### Texto
Esto no es ninguna crítica a mis colegas sanitarios que han estado en
primera línea, afrontando la crisis, las más de las veces sin los
medios adecuados. Al contrario, han sido unos verdaderos héroes y bien
merecido tienen el agradecimiento de la ciudadanía, aunque mucho me
temo, saliéndome del tema, que cuando todo esto pase ellos serán los
primeros sacrificados.
Y es que en medicina, nos guste o no, vivimos y viviremos con la incertidumbre a pesar de todos nuestros intentos, ficticios, de control.
Un cierto grado de incertidumbre, inherente al acto médico, que ni
protocolos, ni guías, ni reglas de ningún tipo pueden prever. Si alguna
vez lo hemos creído, la pandemia nos ha vuelto a mostrar la realidad.
Lo siento, colegas sanitarios, pero una vez más constatamos lo que ya sabíamos: que no hay certezas. Es lo que hay.
Pacientes, no existe la certeza
Lo siento aún más, pacientes, pero en medicina no hay certezas, ni garantías. Es lo que hay.
Tantos años de mala educación sanitaria ha hecho creer que la
medicina es algo cierto, seguro y con garantías. Que podemos afrontar
con éxito seguro cualquier situación. Que para todo hay una vacuna o un fármaco. “Tú no puedes pararte por un resfriado” decía el anuncio televisivo. Pues vaya que sí. Un modesto virus, de la familia de los que producen los resfriados, ha hecho que te pares, no solo tú, sino el mundo.

Entradas de la colección:
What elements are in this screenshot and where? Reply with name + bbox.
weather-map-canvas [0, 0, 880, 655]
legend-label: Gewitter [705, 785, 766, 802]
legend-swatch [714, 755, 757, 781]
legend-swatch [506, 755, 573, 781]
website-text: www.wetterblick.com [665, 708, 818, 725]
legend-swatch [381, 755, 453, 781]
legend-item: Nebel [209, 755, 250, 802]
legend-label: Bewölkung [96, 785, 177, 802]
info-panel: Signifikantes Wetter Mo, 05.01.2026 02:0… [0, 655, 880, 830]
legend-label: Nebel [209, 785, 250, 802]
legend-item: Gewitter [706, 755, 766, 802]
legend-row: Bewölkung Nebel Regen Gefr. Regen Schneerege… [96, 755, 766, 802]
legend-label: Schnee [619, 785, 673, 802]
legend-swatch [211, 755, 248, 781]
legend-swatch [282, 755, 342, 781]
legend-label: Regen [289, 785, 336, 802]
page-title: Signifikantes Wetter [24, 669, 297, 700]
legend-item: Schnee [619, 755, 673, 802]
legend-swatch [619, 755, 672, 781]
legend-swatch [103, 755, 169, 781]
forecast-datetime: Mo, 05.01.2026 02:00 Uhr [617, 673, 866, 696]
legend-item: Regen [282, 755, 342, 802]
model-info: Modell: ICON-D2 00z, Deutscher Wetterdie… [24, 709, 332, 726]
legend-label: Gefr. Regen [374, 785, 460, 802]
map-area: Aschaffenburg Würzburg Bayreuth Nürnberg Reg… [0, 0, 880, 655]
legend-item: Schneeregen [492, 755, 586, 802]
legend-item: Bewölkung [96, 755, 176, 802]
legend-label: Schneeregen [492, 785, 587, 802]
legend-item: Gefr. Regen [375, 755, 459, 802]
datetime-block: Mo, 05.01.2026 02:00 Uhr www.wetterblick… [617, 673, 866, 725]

### Tarea asignada
Continúa el texto sobre la incertidumbre en la medicina a partir de su última oración. Los datos no tienen ningún papel aquí.

### Resultado del ejercicio
Pero en vez de educar a la gente en esa idea de la incertidumbre médica, ahí siguen los políticos y los medios hablando de la vacuna milagrosa. De nuevo la falsa seguridad, la de los niños pequeños. Pronto habrá una vacuna y todo habrá sido un sueño, un mal sueño.
Y quizás haya una vacuna, no digo que no, aunque hasta ahora no se ha conseguido para ningún coronavirus. Y quizá también sea más efectiva y menos controvertida que la de la gripe
que, por paradójico que suene, cuanto más la MBE muestra sus carencias y
déficits, más campañas de vacunación emprenden las autoridades.
Y así seguimos sin implicar a los ciudadanos en la gestión de su
salud. ¿De verdad que con la presunta distancia de seguridad y las
contradictorias recomendaciones sobre mascarillas ya hemos hecho todo lo
que podemos hacer?
Reflexiones para un nuevo paradigma
Yo creo que, ya que nos hemos parado todos, que se ha parado el
mundo, algo insólito en la historia reciente para una sociedad tan
engreída como la nuestra, quizás valdría la pena reflexionar un poco,
tal como hacemos en los periodos de convalecencia tras una enfermedad.
Ahí van, pues, unas cuantas reflexiones:
¿Cómo cambiar nuestro posicionamiento ante el medio ambiente con todo lo que eso conlleva?
¿Cómo actuar como si formásemos parte del planeta y no como sus dueños?
¿Cómo centrarnos en las condiciones socioeconómicas como principales causas de enfermedad?
¿De verdad que la enfermedad solo viene de fuera?
¿Cómo,
dejando aparte mi genética, que es la que es, mis circunstancias
vitales, emociones, reacciones y susceptibilidad temporales influyen en eso que llamamos “sistema inmune”?
¿Qué puedo hacer yo para que ese sistema esté en las mejores condiciones?
Dieta
saludable, movimiento físico, dinamismo osteomuscular, comprensión
emocional, autocuidado, perspectiva holística… ¿Cuántos fármacos nos evitaríamos practicando y educando, de verdad, a la población en ello?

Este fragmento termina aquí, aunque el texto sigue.